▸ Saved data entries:

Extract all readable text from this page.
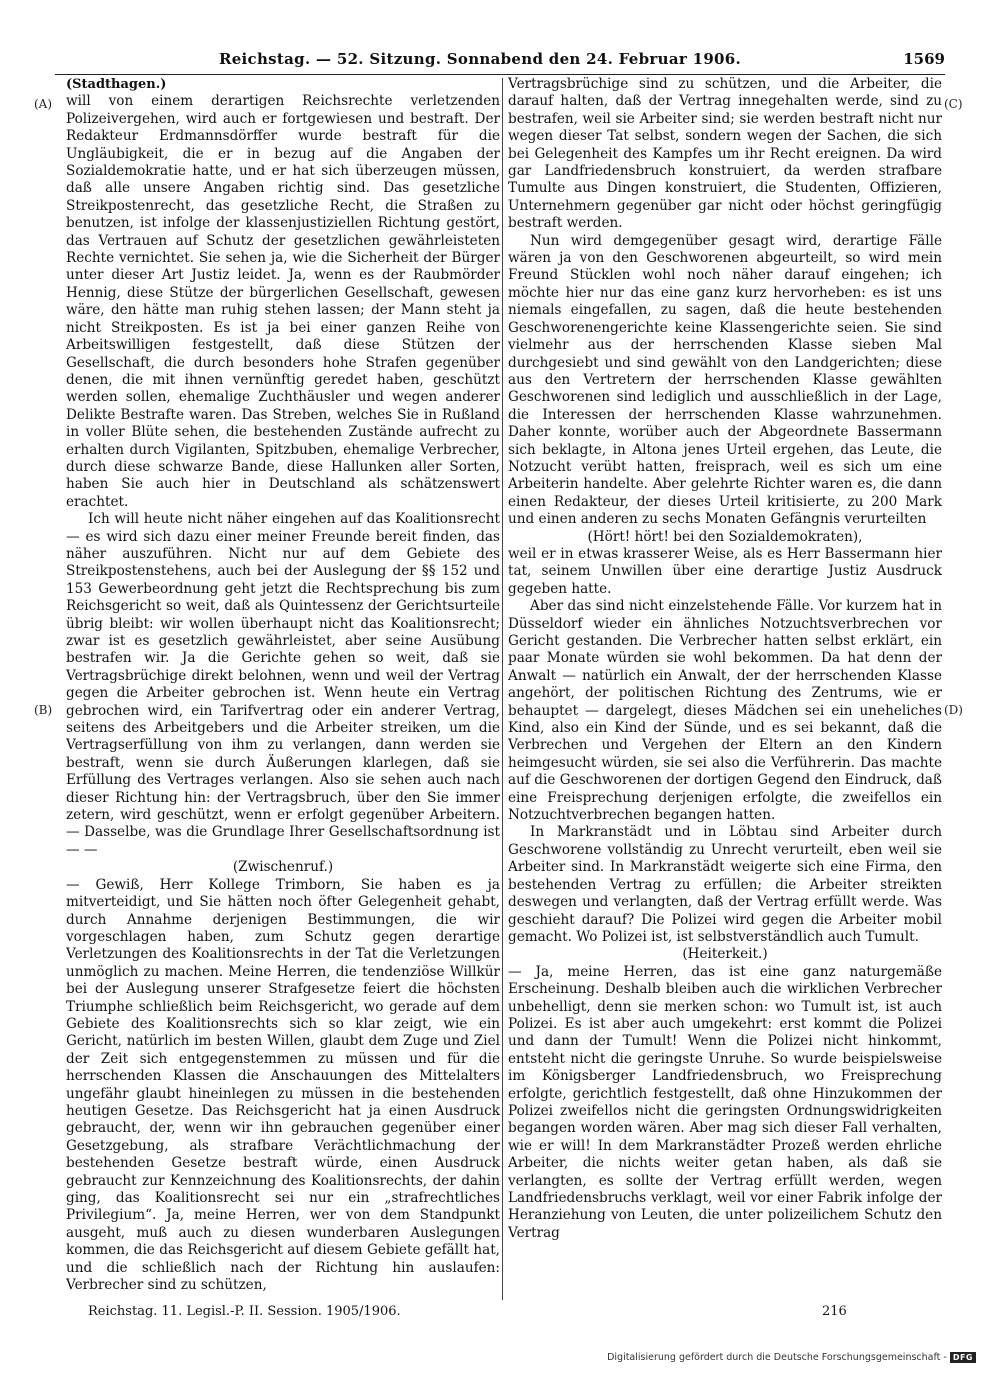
Reichstag. — 52. Sitzung. Sonnabend den 24. Februar 1906.	1569

(Stadthagen.)

will von einem derartigen Reichsrechte verletzenden Polizeivergehen, wird auch er fortgewiesen und bestraft. Der Redakteur Erdmannsdörffer wurde bestraft für die Ungläubigkeit, die er in bezug auf die Angaben der Sozialdemokratie hatte, und er hat sich überzeugen müssen, daß alle unsere Angaben richtig sind. Das gesetzliche Streikpostenrecht, das gesetzliche Recht, die Straßen zu benutzen, ist infolge der klassenjustiziellen Richtung gestört, das Vertrauen auf Schutz der gesetzlichen gewährleisteten Rechte vernichtet. Sie sehen ja, wie die Sicherheit der Bürger unter dieser Art Justiz leidet. Ja, wenn es der Raubmörder Hennig, diese Stütze der bürgerlichen Gesellschaft, gewesen wäre, den hätte man ruhig stehen lassen; der Mann steht ja nicht Streikposten. Es ist ja bei einer ganzen Reihe von Arbeitswilligen festgestellt, daß diese Stützen der Gesellschaft, die durch besonders hohe Strafen gegenüber denen, die mit ihnen vernünftig geredet haben, geschützt werden sollen, ehemalige Zuchthäusler und wegen anderer Delikte Bestrafte waren. Das Streben, welches Sie in Rußland in voller Blüte sehen, die bestehenden Zustände aufrecht zu erhalten durch Vigilanten, Spitzbuben, ehemalige Verbrecher, durch diese schwarze Bande, diese Hallunken aller Sorten, haben Sie auch hier in Deutschland als schätzenswert erachtet.

Ich will heute nicht näher eingehen auf das Koalitionsrecht — es wird sich dazu einer meiner Freunde bereit finden, das näher auszuführen. Nicht nur auf dem Gebiete des Streikpostenstehens, auch bei der Auslegung der §§ 152 und 153 Gewerbeordnung geht jetzt die Rechtsprechung bis zum Reichsgericht so weit, daß als Quintessenz der Gerichtsurteile übrig bleibt: wir wollen überhaupt nicht das Koalitionsrecht; zwar ist es gesetzlich gewährleistet, aber seine Ausübung bestrafen wir. Ja die Gerichte gehen so weit, daß sie Vertragsbrüchige direkt belohnen, wenn und weil der Vertrag gegen die Arbeiter gebrochen ist. Wenn heute ein Vertrag gebrochen wird, ein Tarifvertrag oder ein anderer Vertrag, seitens des Arbeitgebers und die Arbeiter streiken, um die Vertragserfüllung von ihm zu verlangen, dann werden sie bestraft, wenn sie durch Äußerungen klarlegen, daß sie Erfüllung des Vertrages verlangen. Also sie sehen auch nach dieser Richtung hin: der Vertragsbruch, über den Sie immer zetern, wird geschützt, wenn er erfolgt gegenüber Arbeitern. — Dasselbe, was die Grundlage Ihrer Gesellschaftsordnung ist — —

(Zwischenruf.)

— Gewiß, Herr Kollege Trimborn, Sie haben es ja mitverteidigt, und Sie hätten noch öfter Gelegenheit gehabt, durch Annahme derjenigen Bestimmungen, die wir vorgeschlagen haben, zum Schutz gegen derartige Verletzungen des Koalitionsrechts in der Tat die Verletzungen unmöglich zu machen. Meine Herren, die tendenziöse Willkür bei der Auslegung unserer Strafgesetze feiert die höchsten Triumphe schließlich beim Reichsgericht, wo gerade auf dem Gebiete des Koalitionsrechts sich so klar zeigt, wie ein Gericht, natürlich im besten Willen, glaubt dem Zuge und Ziel der Zeit sich entgegenstemmen zu müssen und für die herrschenden Klassen die Anschauungen des Mittelalters ungefähr glaubt hineinlegen zu müssen in die bestehenden heutigen Gesetze. Das Reichsgericht hat ja einen Ausdruck gebraucht, der, wenn wir ihn gebrauchen gegenüber einer Gesetzgebung, als strafbare Verächtlichmachung der bestehenden Gesetze bestraft würde, einen Ausdruck gebraucht zur Kennzeichnung des Koalitionsrechts, der dahin ging, das Koalitionsrecht sei nur ein „strafrechtliches Privilegium“. Ja, meine Herren, wer von dem Standpunkt ausgeht, muß auch zu diesen wunderbaren Auslegungen kommen, die das Reichsgericht auf diesem Gebiete gefällt hat, und die schließlich nach der Richtung hin auslaufen: Verbrecher sind zu schützen,

Vertragsbrüchige sind zu schützen, und die Arbeiter, die darauf halten, daß der Vertrag innegehalten werde, sind zu bestrafen, weil sie Arbeiter sind; sie werden bestraft nicht nur wegen dieser Tat selbst, sondern wegen der Sachen, die sich bei Gelegenheit des Kampfes um ihr Recht ereignen. Da wird gar Landfriedensbruch konstruiert, da werden strafbare Tumulte aus Dingen konstruiert, die Studenten, Offizieren, Unternehmern gegenüber gar nicht oder höchst geringfügig bestraft werden.

Nun wird demgegenüber gesagt wird, derartige Fälle wären ja von den Geschworenen abgeurteilt, so wird mein Freund Stücklen wohl noch näher darauf eingehen; ich möchte hier nur das eine ganz kurz hervorheben: es ist uns niemals eingefallen, zu sagen, daß die heute bestehenden Geschworenengerichte keine Klassengerichte seien. Sie sind vielmehr aus der herrschenden Klasse sieben Mal durchgesiebt und sind gewählt von den Landgerichten; diese aus den Vertretern der herrschenden Klasse gewählten Geschworenen sind lediglich und ausschließlich in der Lage, die Interessen der herrschenden Klasse wahrzunehmen. Daher konnte, worüber auch der Abgeordnete Bassermann sich beklagte, in Altona jenes Urteil ergehen, das Leute, die Notzucht verübt hatten, freisprach, weil es sich um eine Arbeiterin handelte. Aber gelehrte Richter waren es, die dann einen Redakteur, der dieses Urteil kritisierte, zu 200 Mark und einen anderen zu sechs Monaten Gefängnis verurteilten

(Hört! hört! bei den Sozialdemokraten),

weil er in etwas krasserer Weise, als es Herr Bassermann hier tat, seinem Unwillen über eine derartige Justiz Ausdruck gegeben hatte.

Aber das sind nicht einzelstehende Fälle. Vor kurzem hat in Düsseldorf wieder ein ähnliches Notzuchtsverbrechen vor Gericht gestanden. Die Verbrecher hatten selbst erklärt, ein paar Monate würden sie wohl bekommen. Da hat denn der Anwalt — natürlich ein Anwalt, der der herrschenden Klasse angehört, der politischen Richtung des Zentrums, wie er behauptet — dargelegt, dieses Mädchen sei ein uneheliches Kind, also ein Kind der Sünde, und es sei bekannt, daß die Verbrechen und Vergehen der Eltern an den Kindern heimgesucht würden, sie sei also die Verführerin. Das machte auf die Geschworenen der dortigen Gegend den Eindruck, daß eine Freisprechung derjenigen erfolgte, die zweifellos ein Notzuchtverbrechen begangen hatten.

In Markranstädt und in Löbtau sind Arbeiter durch Geschworene vollständig zu Unrecht verurteilt, eben weil sie Arbeiter sind. In Markranstädt weigerte sich eine Firma, den bestehenden Vertrag zu erfüllen; die Arbeiter streikten deswegen und verlangten, daß der Vertrag erfüllt werde. Was geschieht darauf? Die Polizei wird gegen die Arbeiter mobil gemacht. Wo Polizei ist, ist selbstverständlich auch Tumult.

(Heiterkeit.)

— Ja, meine Herren, das ist eine ganz naturgemäße Erscheinung. Deshalb bleiben auch die wirklichen Verbrecher unbehelligt, denn sie merken schon: wo Tumult ist, ist auch Polizei. Es ist aber auch umgekehrt: erst kommt die Polizei und dann der Tumult! Wenn die Polizei nicht hinkommt, entsteht nicht die geringste Unruhe. So wurde beispielsweise im Königsberger Landfriedensbruch, wo Freisprechung erfolgte, gerichtlich festgestellt, daß ohne Hinzukommen der Polizei zweifellos nicht die geringsten Ordnungswidrigkeiten begangen worden wären. Aber mag sich dieser Fall verhalten, wie er will! In dem Markranstädter Prozeß werden ehrliche Arbeiter, die nichts weiter getan haben, als daß sie verlangten, es sollte der Vertrag erfüllt werden, wegen Landfriedensbruchs verklagt, weil vor einer Fabrik infolge der Heranziehung von Leuten, die unter polizeilichem Schutz den Vertrag

(A)
(B)
(C)
(D)
Reichstag. 11. Legisl.-P. II. Session. 1905/1906.	216
Digitalisierung gefördert durch die Deutsche Forschungsgemeinschaft - DFG
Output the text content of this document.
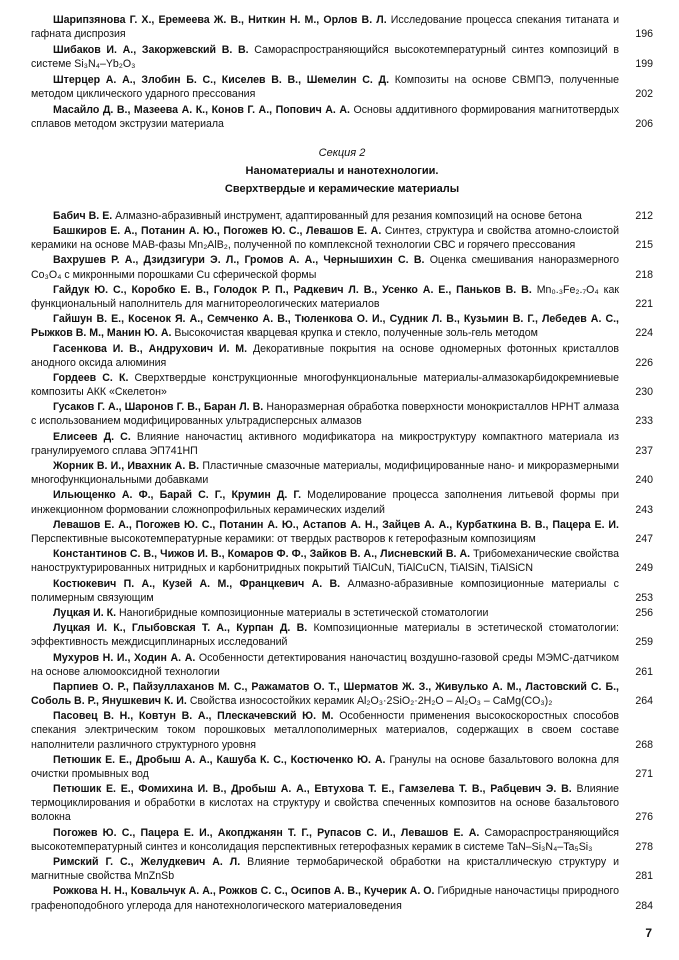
Шарипзянова Г. Х., Еремеева Ж. В., Ниткин Н. М., Орлов В. Л. Исследование процесса спекания титаната и гафната диспрозия	196
Шибаков И. А., Закоржевский В. В. Самораспространяющийся высокотемпературный синтез композиций в системе Si₃N₄–Yb₂O₃	199
Штерцер А. А., Злобин Б. С., Киселев В. В., Шемелин С. Д. Композиты на основе СВМПЭ, полученные методом циклического ударного прессования	202
Масайло Д. В., Мазеева А. К., Конов Г. А., Попович А. А. Основы аддитивного формирования магнитотвердых сплавов методом экструзии материала	206
Секция 2
Наноматериалы и нанотехнологии.
Сверхтвердые и керамические материалы
Бабич В. Е. Алмазно-абразивный инструмент, адаптированный для резания композиций на основе бетона	212
Башкиров Е. А., Потанин А. Ю., Погожев Ю. С., Левашов Е. А. Синтез, структура и свойства атомно-слоистой керамики на основе MAB-фазы Mn₂AlB₂, полученной по комплексной технологии СВС и горячего прессования	215
Вахрушев Р. А., Дзидзигури Э. Л., Громов А. А., Чернышихин С. В. Оценка смешивания наноразмерного Co₃O₄ с микронными порошками Cu сферической формы	218
Гайдук Ю. С., Коробко Е. В., Голодок Р. П., Радкевич Л. В., Усенко А. Е., Паньков В. В. Mn₀.₃Fe₂.₇O₄ как функциональный наполнитель для магнитореологических материалов	221
Гайшун В. Е., Косенок Я. А., Семченко А. В., Тюленкова О. И., Судник Л. В., Кузьмин В. Г., Лебедев А. С., Рыжков В. М., Манин Ю. А. Высокочистая кварцевая крупка и стекло, полученные золь-гель методом	224
Гасенкова И. В., Андрухович И. М. Декоративные покрытия на основе одномерных фотонных кристаллов анодного оксида алюминия	226
Гордеев С. К. Сверхтвердые конструкционные многофункциональные материалы-алмазокарбидокремниевые композиты АКК «Скелетон»	230
Гусаков Г. А., Шаронов Г. В., Баран Л. В. Наноразмерная обработка поверхности монокристаллов НРНТ алмаза с использованием модифицированных ультрадисперсных алмазов	233
Елисеев Д. С. Влияние наночастиц активного модификатора на микроструктуру компактного материала из гранулируемого сплава ЭП741НП	237
Жорник В. И., Ивахник А. В. Пластичные смазочные материалы, модифицированные нано- и микроразмерными многофункциональными добавками	240
Ильющенко А. Ф., Барай С. Г., Крумин Д. Г. Моделирование процесса заполнения литьевой формы при инжекционном формовании сложнопрофильных керамических изделий	243
Левашов Е. А., Погожев Ю. С., Потанин А. Ю., Астапов А. Н., Зайцев А. А., Курбаткина В. В., Пацера Е. И. Перспективные высокотемпературные керамики: от твердых растворов к гетерофазным композициям	247
Константинов С. В., Чижов И. В., Комаров Ф. Ф., Зайков В. А., Лисневский В. А. Трибомеханические свойства наноструктурированных нитридных и карбонитридных покрытий TiAlCuN, TiAlCuCN, TiAlSiN, TiAlSiCN	249
Костюкевич П. А., Кузей А. М., Францкевич А. В. Алмазно-абразивные композиционные материалы с полимерным связующим	253
Луцкая И. К. Наногибридные композиционные материалы в эстетической стоматологии	256
Луцкая И. К., Глыбовская Т. А., Курпан Д. В. Композиционные материалы в эстетической стоматологии: эффективность междисциплинарных исследований	259
Мухуров Н. И., Ходин А. А. Особенности детектирования наночастиц воздушно-газовой среды МЭМС-датчиком на основе алюмооксидной технологии	261
Парпиев О. Р., Пайзуллаханов М. С., Ражаматов О. Т., Шерматов Ж. З., Живулько А. М., Ластовский С. Б., Соболь В. Р., Янушкевич К. И. Свойства износостойких керамик Al₂O₃·2SiO₂·2H₂O – Al₂O₃ – CaMg(CO₃)₂	264
Пасовец В. Н., Ковтун В. А., Плескачевский Ю. М. Особенности применения высокоскоростных способов спекания электрическим током порошковых металлополимерных материалов, содержащих в своем составе наполнители различного структурного уровня	268
Петюшик Е. Е., Дробыш А. А., Кашуба К. С., Костюченко Ю. А. Гранулы на основе базальтового волокна для очистки промывных вод	271
Петюшик Е. Е., Фомихина И. В., Дробыш А. А., Евтухова Т. Е., Гамзелева Т. В., Рабцевич Э. В. Влияние термоциклирования и обработки в кислотах на структуру и свойства спеченных композитов на основе базальтового волокна	276
Погожев Ю. С., Пацера Е. И., Акопджанян Т. Г., Рупасов С. И., Левашов Е. А. Самораспространяющийся высокотемпературный синтез и консолидация перспективных гетерофазных керамик в системе TaN–Si₃N₄–Ta₅Si₃	278
Римский Г. С., Желудкевич А. Л. Влияние термобарической обработки на кристаллическую структуру и магнитные свойства MnZnSb	281
Рожкова Н. Н., Ковальчук А. А., Рожков С. С., Осипов А. В., Кучерик А. О. Гибридные наночастицы природного графеноподобного углерода для нанотехнологического материаловедения	284
7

▸ TASK DIRECTIONS: Read the entries above, then pull out the lines that include "процесса".

▸ ANSWER TO THIS PROBLEM:
Шарипзянова Г. Х., Еремеева Ж. В., Ниткин Н. М., Орлов В. Л. Исследование процесса спекания титаната и гафната диспрозия	196
Ильющенко А. Ф., Барай С. Г., Крумин Д. Г. Моделирование процесса заполнения литьевой формы при инжекционном формовании сложнопрофильных керамических изделий	243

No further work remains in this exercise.